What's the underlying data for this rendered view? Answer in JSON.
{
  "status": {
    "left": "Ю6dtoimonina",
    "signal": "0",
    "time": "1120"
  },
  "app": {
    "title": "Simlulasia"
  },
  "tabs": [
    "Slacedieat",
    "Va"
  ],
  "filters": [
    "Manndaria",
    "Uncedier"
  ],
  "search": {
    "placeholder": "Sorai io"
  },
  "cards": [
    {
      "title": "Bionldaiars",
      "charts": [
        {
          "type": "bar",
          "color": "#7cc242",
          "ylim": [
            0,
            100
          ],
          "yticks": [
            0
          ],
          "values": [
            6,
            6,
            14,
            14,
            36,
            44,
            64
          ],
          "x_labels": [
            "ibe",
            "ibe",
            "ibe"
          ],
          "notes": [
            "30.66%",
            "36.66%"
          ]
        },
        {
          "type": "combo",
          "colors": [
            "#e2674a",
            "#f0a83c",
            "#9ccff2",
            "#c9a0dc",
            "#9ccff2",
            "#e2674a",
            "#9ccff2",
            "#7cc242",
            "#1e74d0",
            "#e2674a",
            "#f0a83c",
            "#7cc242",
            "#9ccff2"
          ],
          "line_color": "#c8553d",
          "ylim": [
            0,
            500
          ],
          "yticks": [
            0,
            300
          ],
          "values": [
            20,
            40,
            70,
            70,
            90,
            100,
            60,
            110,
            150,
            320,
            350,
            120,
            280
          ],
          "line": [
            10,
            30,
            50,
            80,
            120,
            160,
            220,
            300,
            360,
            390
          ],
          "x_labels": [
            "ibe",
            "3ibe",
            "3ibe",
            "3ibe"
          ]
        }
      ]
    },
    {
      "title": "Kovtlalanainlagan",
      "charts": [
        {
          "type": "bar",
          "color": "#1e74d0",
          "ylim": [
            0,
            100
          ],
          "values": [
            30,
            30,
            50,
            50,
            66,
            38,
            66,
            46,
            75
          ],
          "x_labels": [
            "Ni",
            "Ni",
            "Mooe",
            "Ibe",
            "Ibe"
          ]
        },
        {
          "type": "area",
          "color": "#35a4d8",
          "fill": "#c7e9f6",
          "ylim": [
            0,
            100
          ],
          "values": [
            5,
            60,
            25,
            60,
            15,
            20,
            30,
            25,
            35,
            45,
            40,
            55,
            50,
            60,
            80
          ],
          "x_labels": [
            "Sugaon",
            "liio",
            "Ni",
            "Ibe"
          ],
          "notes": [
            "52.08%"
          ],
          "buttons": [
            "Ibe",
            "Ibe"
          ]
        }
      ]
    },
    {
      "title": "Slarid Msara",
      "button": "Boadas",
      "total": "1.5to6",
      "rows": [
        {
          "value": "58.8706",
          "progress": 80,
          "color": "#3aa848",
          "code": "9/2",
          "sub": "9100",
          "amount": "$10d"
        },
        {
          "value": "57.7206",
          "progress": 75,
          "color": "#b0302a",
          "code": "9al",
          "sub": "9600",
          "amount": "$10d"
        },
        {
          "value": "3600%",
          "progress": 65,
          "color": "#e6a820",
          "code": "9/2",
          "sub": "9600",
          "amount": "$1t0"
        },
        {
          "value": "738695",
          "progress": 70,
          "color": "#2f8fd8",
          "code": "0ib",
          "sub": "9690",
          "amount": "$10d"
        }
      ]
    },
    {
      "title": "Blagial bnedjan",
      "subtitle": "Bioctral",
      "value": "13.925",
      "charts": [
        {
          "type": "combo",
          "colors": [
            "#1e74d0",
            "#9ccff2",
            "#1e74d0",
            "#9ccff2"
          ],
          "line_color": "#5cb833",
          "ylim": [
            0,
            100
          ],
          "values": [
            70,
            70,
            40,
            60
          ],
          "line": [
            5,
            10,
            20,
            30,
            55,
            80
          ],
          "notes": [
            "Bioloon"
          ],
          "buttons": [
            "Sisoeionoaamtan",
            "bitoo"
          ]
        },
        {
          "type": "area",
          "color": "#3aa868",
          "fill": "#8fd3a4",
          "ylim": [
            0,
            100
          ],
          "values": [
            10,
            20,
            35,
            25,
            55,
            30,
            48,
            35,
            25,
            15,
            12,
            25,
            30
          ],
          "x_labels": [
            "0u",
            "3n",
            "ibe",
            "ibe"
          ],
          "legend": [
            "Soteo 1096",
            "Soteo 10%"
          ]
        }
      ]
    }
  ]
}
......
Reproduce the entries above in full by retyping them exactly.

What's the underlying data for this rendered view? Answer in JSON.
{
  "status": {
    "left": "Ю6dtoimonina",
    "signal": "0",
    "time": "1120"
  },
  "app": {
    "title": "Simlulasia"
  },
  "tabs": [
    "Slacedieat",
    "Va"
  ],
  "filters": [
    "Manndaria",
    "Uncedier"
  ],
  "search": {
    "placeholder": "Sorai io"
  },
  "cards": [
    {
      "title": "Bionldaiars",
      "charts": [
        {
          "type": "bar",
          "color": "#7cc242",
          "ylim": [
            0,
            100
          ],
          "yticks": [
            0
          ],
          "values": [
            6,
            6,
            14,
            14,
            36,
            44,
            64
          ],
          "x_labels": [
            "ibe",
            "ibe",
            "ibe"
          ],
          "notes": [
            "30.66%",
            "36.66%"
          ]
        },
        {
          "type": "combo",
          "colors": [
            "#e2674a",
            "#f0a83c",
            "#9ccff2",
            "#c9a0dc",
            "#9ccff2",
            "#e2674a",
            "#9ccff2",
            "#7cc242",
            "#1e74d0",
            "#e2674a",
            "#f0a83c",
            "#7cc242",
            "#9ccff2"
          ],
          "line_color": "#c8553d",
          "ylim": [
            0,
            500
          ],
          "yticks": [
            0,
            300
          ],
          "values": [
            20,
            40,
            70,
            70,
            90,
            100,
            60,
            110,
            150,
            320,
            350,
            120,
            280
          ],
          "line": [
            10,
            30,
            50,
            80,
            120,
            160,
            220,
            300,
            360,
            390
          ],
          "x_labels": [
            "ibe",
            "3ibe",
            "3ibe",
            "3ibe"
          ]
        }
      ]
    },
    {
      "title": "Kovtlalanainlagan",
      "charts": [
        {
          "type": "bar",
          "color": "#1e74d0",
          "ylim": [
            0,
            100
          ],
          "values": [
            30,
            30,
            50,
            50,
            66,
            38,
            66,
            46,
            75
          ],
          "x_labels": [
            "Ni",
            "Ni",
            "Mooe",
            "Ibe",
            "Ibe"
          ]
        },
        {
          "type": "area",
          "color": "#35a4d8",
          "fill": "#c7e9f6",
          "ylim": [
            0,
            100
          ],
          "values": [
            5,
            60,
            25,
            60,
            15,
            20,
            30,
            25,
            35,
            45,
            40,
            55,
            50,
            60,
            80
          ],
          "x_labels": [
            "Sugaon",
            "liio",
            "Ni",
            "Ibe"
          ],
          "notes": [
            "52.08%"
          ],
          "buttons": [
            "Ibe",
            "Ibe"
          ]
        }
      ]
    },
    {
      "title": "Slarid Msara",
      "button": "Boadas",
      "total": "1.5to6",
      "rows": [
        {
          "value": "58.8706",
          "progress": 80,
          "color": "#3aa848",
          "code": "9/2",
          "sub": "9100",
          "amount": "$10d"
        },
        {
          "value": "57.7206",
          "progress": 75,
          "color": "#b0302a",
          "code": "9al",
          "sub": "9600",
          "amount": "$10d"
        },
        {
          "value": "3600%",
          "progress": 65,
          "color": "#e6a820",
          "code": "9/2",
          "sub": "9600",
          "amount": "$1t0"
        },
        {
          "value": "738695",
          "progress": 70,
          "color": "#2f8fd8",
          "code": "0ib",
          "sub": "9690",
          "amount": "$10d"
        }
      ]
    },
    {
      "title": "Blagial bnedjan",
      "subtitle": "Bioctral",
      "value": "13.925",
      "charts": [
        {
          "type": "combo",
          "colors": [
            "#1e74d0",
            "#9ccff2",
            "#1e74d0",
            "#9ccff2"
          ],
          "line_color": "#5cb833",
          "ylim": [
            0,
            100
          ],
          "values": [
            70,
            70,
            40,
            60
          ],
          "line": [
            5,
            10,
            20,
            30,
            55,
            80
          ],
          "notes": [
            "Bioloon"
          ],
          "buttons": [
            "Sisoeionoaamtan",
            "bitoo"
          ]
        },
        {
          "type": "area",
          "color": "#3aa868",
          "fill": "#8fd3a4",
          "ylim": [
            0,
            100
          ],
          "values": [
            10,
            20,
            35,
            25,
            55,
            30,
            48,
            35,
            25,
            15,
            12,
            25,
            30
          ],
          "x_labels": [
            "0u",
            "3n",
            "ibe",
            "ibe"
          ],
          "legend": [
            "Soteo 1096",
            "Soteo 10%"
          ]
        }
      ]
    }
  ]
}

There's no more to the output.